*TASK MATERIAL:*
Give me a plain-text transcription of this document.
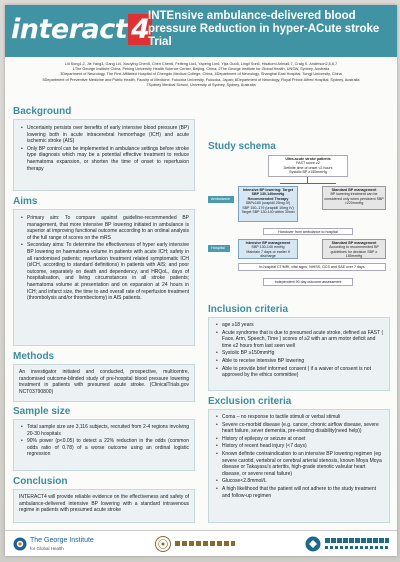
interact 4
INTEnsive ambulance-delivered blood pressure Reduction in hyper-ACute stroke Trial
Lili Song1,2, Jie Yang3, Gang Li4, Xiaoying Chen5, Chen Chen6, Feifeng Liu4, Yapeng Lin6, Yijia Guo6, Lingli Sun6, Hisatomi Arima6,7, Craig S. Anderson2,5,6,7
1The George Institute China, Peking University Health Science Center, Beijing, China; 2The George Institute for Global Health, UNSW, Sydney, Australia
3Department of Neurology, The First Affiliated Hospital of Chengdu Medical College, China; 4Department of Neurology, Shanghai East Hospital, Tongji University, China
5Department of Preventive Medicine and Public Health, Faculty of Medicine, Fukuoka University, Fukuoka, Japan; 6Department of Neurology, Royal Prince Alfred Hospital, Sydney, Australia
7Sydney Medical School, University of Sydney, Sydney, Australia
Background
• Uncertainty persists over benefits of early intensive blood pressure (BP) lowering both in acute intracerebral hemorrhage (ICH) and acute ischemic stroke (AIS)
• Only BP control can be implemented in ambulance settings before stroke type diagnosis which may be a potential effective treatment to reduce haematoma expansion, or shorten the time of onset to reperfusion therapy
Aims
• Primary aim: To compare against guideline-recommended BP management, that more intensive BP lowering initiated in ambulance is superior at improving functional outcome according to an ordinal analysis of the full range of scores on the mRS
• Secondary aims: To determine the effectiveness of hyper early intensive BP lowering on haematoma volume in patients with acute ICH; safety in all randomised patients; reperfusion treatment related symptomatic ICH (sICH, according to standard definitions) in patients with AIS; and poor outcome, separately on death and dependency, and HRQoL, days of hospitalisation, and living circumstances in all stroke patients; haematoma volume at presentation and on expansion at 24 hours in ICH; and infarct size, the time to and overall rate of reperfusion treatment (thrombolysis and/or thrombectomy) in AIS patients.
Methods

An investigator initiated and conducted, prospective, multicentre, randomised outcome-blinded study of pre-hospital blood pressure lowering treatment in patients with presumed acute stroke. (ClinicalTrials.gov NCT03790800)

Sample size
• Total sample size are 3,116 subjects, recruited from 2-4 regions involving 20-30 hospitals
• 90% power (p<0.05) to detect a 22% reduction in the odds (common odds ratio of 0.78) of a worse outcome using an ordinal logistic regression
Conclusion

INTERACT4 will provide reliable evidence on the effectiveness and safety of ambulance-delivered intensive BP lowering with a standard intravenous regime in patients with presumed acute stroke

Study schema
Ultra-acute stroke patients
FAST score ≥2
Definite time of onset <2 hours
Systolic BP ≥150mmHg
Ambulance
Intensive BP lowering: Target SBP 130-140mmHg Recommended Therapy
SBP≥180 (urapidil 25mg IV)
SBP 150–179 (urapidil 10mg IV)
Target SBP 130-140 within 30min
Standard BP management
BP lowering treatment can be considered only when persistent SBP >220mmHg
Handover from ambulance to hospital
Hospital
Intensive BP management
SBP 130-140 mmHg
Maintain 7 days or earlier if discharge
Standard BP management
According to recommended BP guidelines for decision SBP ≥ 185mmHg
In-hospital CT/MRI, vital signs, NIHSS, GCS and SAE over 7 days
Independent 90 day outcome assessment
Inclusion criteria
• age ≥18 years
• Acute syndrome that is due to presumed acute stroke, defined as FAST ( Face, Arm, Speech, Time ) scores of ≥2 with an arm motor deficit and time ≤2 hours from last seen well
• Systolic BP ≥150mmHg
• Able to receive intensive BP lowering
• Able to provide brief informed consent ( if a waiver of consent is not approved by the ethics committee)
Exclusion criteria
• Coma – no response to tactile stimuli or verbal stimuli
• Severe co-morbid disease (e.g. cancer, chronic airflow disease, severe heart failure, sever dementia, pre-existing disability(need help))
• History of epilepsy or seizure at onset
• History of recent head injury (<7 days)
• Known definite contraindication to an intensive BP lowering regimen (eg severe carotid, vertebral or cerebral arterial stenosis, known Moya Moya disease or Takayasu's arteritis, high-grade stenotic valvular heart disease, or severe renal failure)
• Glucose<2.8mmol/L
• A high likelihood that the patient will not adhere to the study treatment and follow-up regimen
The George Institute
for Global Health
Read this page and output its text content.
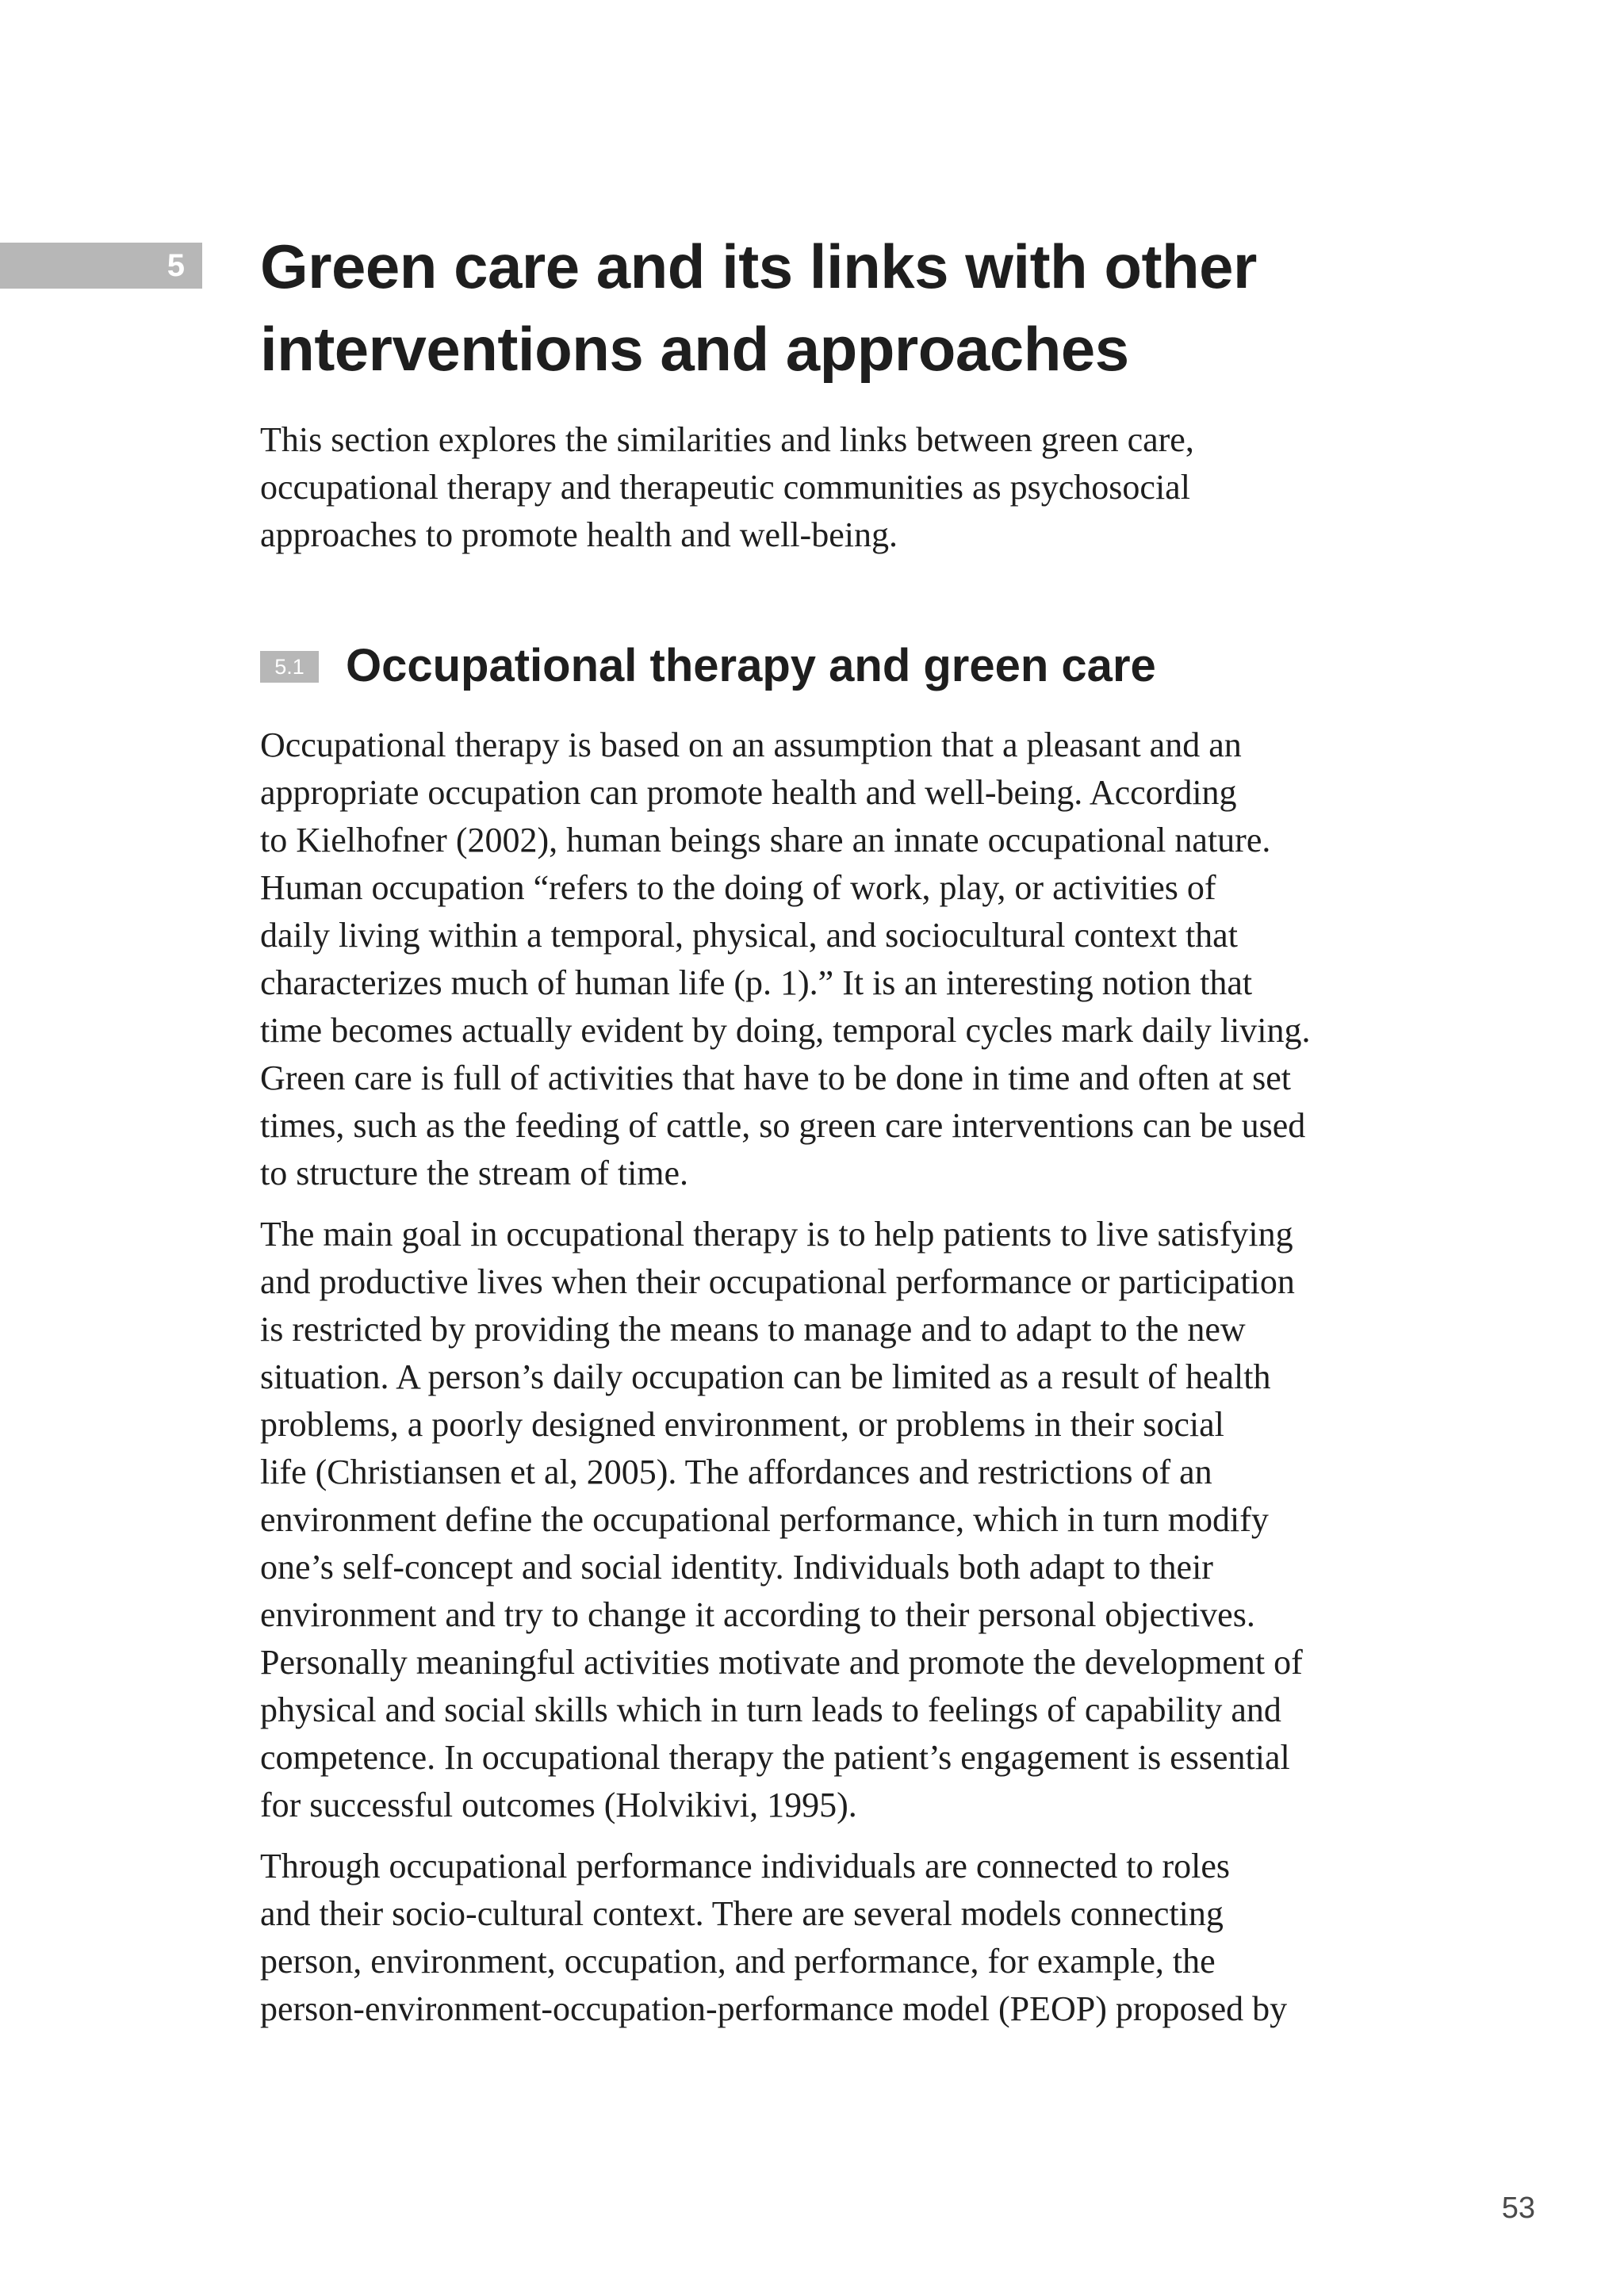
5 Green care and its links with other
interventions and approaches

This section explores the similarities and links between green care,
occupational therapy and therapeutic communities as psychosocial
approaches to promote health and well-being.

5.1 Occupational therapy and green care

Occupational therapy is based on an assumption that a pleasant and an
appropriate occupation can promote health and well-being. According
to Kielhofner (2002), human beings share an innate occupational nature.
Human occupation “refers to the doing of work, play, or activities of
daily living within a temporal, physical, and sociocultural context that
characterizes much of human life (p. 1).” It is an interesting notion that
time becomes actually evident by doing, temporal cycles mark daily living.
Green care is full of activities that have to be done in time and often at set
times, such as the feeding of cattle, so green care interventions can be used
to structure the stream of time.

The main goal in occupational therapy is to help patients to live satisfying
and productive lives when their occupational performance or participation
is restricted by providing the means to manage and to adapt to the new
situation. A person’s daily occupation can be limited as a result of health
problems, a poorly designed environment, or problems in their social
life (Christiansen et al, 2005). The affordances and restrictions of an
environment define the occupational performance, which in turn modify
one’s self-concept and social identity. Individuals both adapt to their
environment and try to change it according to their personal objectives.
Personally meaningful activities motivate and promote the development of
physical and social skills which in turn leads to feelings of capability and
competence. In occupational therapy the patient’s engagement is essential
for successful outcomes (Holvikivi, 1995).

Through occupational performance individuals are connected to roles
and their socio-cultural context. There are several models connecting
person, environment, occupation, and performance, for example, the
person-environment-occupation-performance model (PEOP) proposed by

53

*TASK INSTRUCTIONS:* Each entry should be set down exactly, pictures excluded.

*EXERCISE OUTPUT:*
Give me a plain-text transcription of this document.
interact 4
INTEnsive ambulance-delivered blood pressure Reduction in hyper-ACute stroke Trial
Lili Song1,2, Jie Yang3, Gang Li4, Xiaoying Chen5, Chen Chen6, Feifeng Liu4, Yapeng Lin6, Yijia Guo6, Lingli Sun6, Hisatomi Arima6,7, Craig S. Anderson2,5,6,7
1The George Institute China, Peking University Health Science Center, Beijing, China; 2The George Institute for Global Health, UNSW, Sydney, Australia
3Department of Neurology, The First Affiliated Hospital of Chengdu Medical College, China; 4Department of Neurology, Shanghai East Hospital, Tongji University, China
5Department of Preventive Medicine and Public Health, Faculty of Medicine, Fukuoka University, Fukuoka, Japan; 6Department of Neurology, Royal Prince Alfred Hospital, Sydney, Australia
7Sydney Medical School, University of Sydney, Sydney, Australia
Background
• Uncertainty persists over benefits of early intensive blood pressure (BP) lowering both in acute intracerebral hemorrhage (ICH) and acute ischemic stroke (AIS)
• Only BP control can be implemented in ambulance settings before stroke type diagnosis which may be a potential effective treatment to reduce haematoma expansion, or shorten the time of onset to reperfusion therapy
Aims
• Primary aim: To compare against guideline-recommended BP management, that more intensive BP lowering initiated in ambulance is superior at improving functional outcome according to an ordinal analysis of the full range of scores on the mRS
• Secondary aims: To determine the effectiveness of hyper early intensive BP lowering on haematoma volume in patients with acute ICH; safety in all randomised patients; reperfusion treatment related symptomatic ICH (sICH, according to standard definitions) in patients with AIS; and poor outcome, separately on death and dependency, and HRQoL, days of hospitalisation, and living circumstances in all stroke patients; haematoma volume at presentation and on expansion at 24 hours in ICH; and infarct size, the time to and overall rate of reperfusion treatment (thrombolysis and/or thrombectomy) in AIS patients.
Methods

An investigator initiated and conducted, prospective, multicentre, randomised outcome-blinded study of pre-hospital blood pressure lowering treatment in patients with presumed acute stroke. (ClinicalTrials.gov NCT03790800)

Sample size
• Total sample size are 3,116 subjects, recruited from 2-4 regions involving 20-30 hospitals
• 90% power (p<0.05) to detect a 22% reduction in the odds (common odds ratio of 0.78) of a worse outcome using an ordinal logistic regression
Conclusion

INTERACT4 will provide reliable evidence on the effectiveness and safety of ambulance-delivered intensive BP lowering with a standard intravenous regime in patients with presumed acute stroke

Study schema
Ultra-acute stroke patients
FAST score ≥2
Definite time of onset <2 hours
Systolic BP ≥150mmHg
Ambulance
Intensive BP lowering: Target SBP 130-140mmHg Recommended Therapy
SBP≥180 (urapidil 25mg IV)
SBP 150–179 (urapidil 10mg IV)
Target SBP 130-140 within 30min
Standard BP management
BP lowering treatment can be considered only when persistent SBP >220mmHg
Handover from ambulance to hospital
Hospital
Intensive BP management
SBP 130-140 mmHg
Maintain 7 days or earlier if discharge
Standard BP management
According to recommended BP guidelines for decision SBP ≥ 185mmHg
In-hospital CT/MRI, vital signs, NIHSS, GCS and SAE over 7 days
Independent 90 day outcome assessment
Inclusion criteria
• age ≥18 years
• Acute syndrome that is due to presumed acute stroke, defined as FAST ( Face, Arm, Speech, Time ) scores of ≥2 with an arm motor deficit and time ≤2 hours from last seen well
• Systolic BP ≥150mmHg
• Able to receive intensive BP lowering
• Able to provide brief informed consent ( if a waiver of consent is not approved by the ethics committee)
Exclusion criteria
• Coma – no response to tactile stimuli or verbal stimuli
• Severe co-morbid disease (e.g. cancer, chronic airflow disease, severe heart failure, sever dementia, pre-existing disability(need help))
• History of epilepsy or seizure at onset
• History of recent head injury (<7 days)
• Known definite contraindication to an intensive BP lowering regimen (eg severe carotid, vertebral or cerebral arterial stenosis, known Moya Moya disease or Takayasu's arteritis, high-grade stenotic valvular heart disease, or severe renal failure)
• Glucose<2.8mmol/L
• A high likelihood that the patient will not adhere to the study treatment and follow-up regimen
The George Institute
for Global Health
Read this page and output its text content.
5 Green care and its links with other
interventions and approaches

This section explores the similarities and links between green care,
occupational therapy and therapeutic communities as psychosocial
approaches to promote health and well-being.

5.1 Occupational therapy and green care

Occupational therapy is based on an assumption that a pleasant and an
appropriate occupation can promote health and well-being. According
to Kielhofner (2002), human beings share an innate occupational nature.
Human occupation “refers to the doing of work, play, or activities of
daily living within a temporal, physical, and sociocultural context that
characterizes much of human life (p. 1).” It is an interesting notion that
time becomes actually evident by doing, temporal cycles mark daily living.
Green care is full of activities that have to be done in time and often at set
times, such as the feeding of cattle, so green care interventions can be used
to structure the stream of time.

The main goal in occupational therapy is to help patients to live satisfying
and productive lives when their occupational performance or participation
is restricted by providing the means to manage and to adapt to the new
situation. A person’s daily occupation can be limited as a result of health
problems, a poorly designed environment, or problems in their social
life (Christiansen et al, 2005). The affordances and restrictions of an
environment define the occupational performance, which in turn modify
one’s self-concept and social identity. Individuals both adapt to their
environment and try to change it according to their personal objectives.
Personally meaningful activities motivate and promote the development of
physical and social skills which in turn leads to feelings of capability and
competence. In occupational therapy the patient’s engagement is essential
for successful outcomes (Holvikivi, 1995).

Through occupational performance individuals are connected to roles
and their socio-cultural context. There are several models connecting
person, environment, occupation, and performance, for example, the
person-environment-occupation-performance model (PEOP) proposed by

53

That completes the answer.